## EXERCISE BRIEF:
Retype all of the listing exactly, passing over any picture you find.

## WORKING DATA:
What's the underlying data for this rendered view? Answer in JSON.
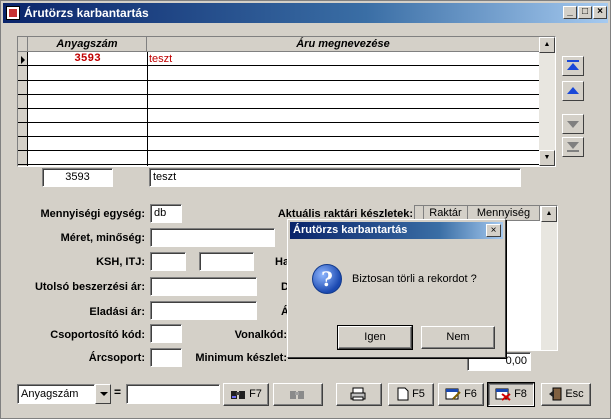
{
  "window": {
    "title": "Árutörzs karbantartás",
    "controls": {
      "min": "_",
      "max": "□",
      "close": "×"
    }
  },
  "grid": {
    "columns": [
      "Anyagszám",
      "Áru megnevezése"
    ],
    "rows": [
      {
        "code": "3593",
        "name": "teszt"
      }
    ]
  },
  "detail": {
    "code": "3593",
    "name": "teszt"
  },
  "form": {
    "unit_label": "Mennyiségi egység:",
    "unit_value": "db",
    "size_label": "Méret, minőség:",
    "ksh_label": "KSH, ITJ:",
    "last_price_label": "Utolsó beszerzési ár:",
    "sale_price_label": "Eladási ár:",
    "group_code_label": "Csoportosító kód:",
    "barcode_label": "Vonalkód:",
    "price_group_label": "Árcsoport:",
    "min_stock_label": "Minimum készlet:",
    "min_stock_value": "0,00",
    "partial_labels": {
      "ha": "Ha",
      "d": "D",
      "a": "Á"
    }
  },
  "stock_panel": {
    "title": "Aktuális raktári készletek:",
    "columns": [
      "Raktár",
      "Mennyiség"
    ]
  },
  "dialog": {
    "title": "Árutörzs karbantartás",
    "message": "Biztosan törli a rekordot ?",
    "icon_glyph": "?",
    "close": "×",
    "yes": "Igen",
    "no": "Nem"
  },
  "bottom": {
    "search_field": "Anyagszám",
    "eq": "=",
    "f7": "F7",
    "f5": "F5",
    "f6": "F6",
    "f8": "F8",
    "esc": "Esc"
  }
}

## RESPONSE TO THE TASK:
What's the underlying data for this rendered view? Answer in JSON.
{
  "window": {
    "title": "Árutörzs karbantartás",
    "controls": {
      "min": "_",
      "max": "□",
      "close": "×"
    }
  },
  "grid": {
    "columns": [
      "Anyagszám",
      "Áru megnevezése"
    ],
    "rows": [
      {
        "code": "3593",
        "name": "teszt"
      }
    ]
  },
  "detail": {
    "code": "3593",
    "name": "teszt"
  },
  "form": {
    "unit_label": "Mennyiségi egység:",
    "unit_value": "db",
    "size_label": "Méret, minőség:",
    "ksh_label": "KSH, ITJ:",
    "last_price_label": "Utolsó beszerzési ár:",
    "sale_price_label": "Eladási ár:",
    "group_code_label": "Csoportosító kód:",
    "barcode_label": "Vonalkód:",
    "price_group_label": "Árcsoport:",
    "min_stock_label": "Minimum készlet:",
    "min_stock_value": "0,00",
    "partial_labels": {
      "ha": "Ha",
      "d": "D",
      "a": "Á"
    }
  },
  "stock_panel": {
    "title": "Aktuális raktári készletek:",
    "columns": [
      "Raktár",
      "Mennyiség"
    ]
  },
  "dialog": {
    "title": "Árutörzs karbantartás",
    "message": "Biztosan törli a rekordot ?",
    "icon_glyph": "?",
    "close": "×",
    "yes": "Igen",
    "no": "Nem"
  },
  "bottom": {
    "search_field": "Anyagszám",
    "eq": "=",
    "f7": "F7",
    "f5": "F5",
    "f6": "F6",
    "f8": "F8",
    "esc": "Esc"
  }
}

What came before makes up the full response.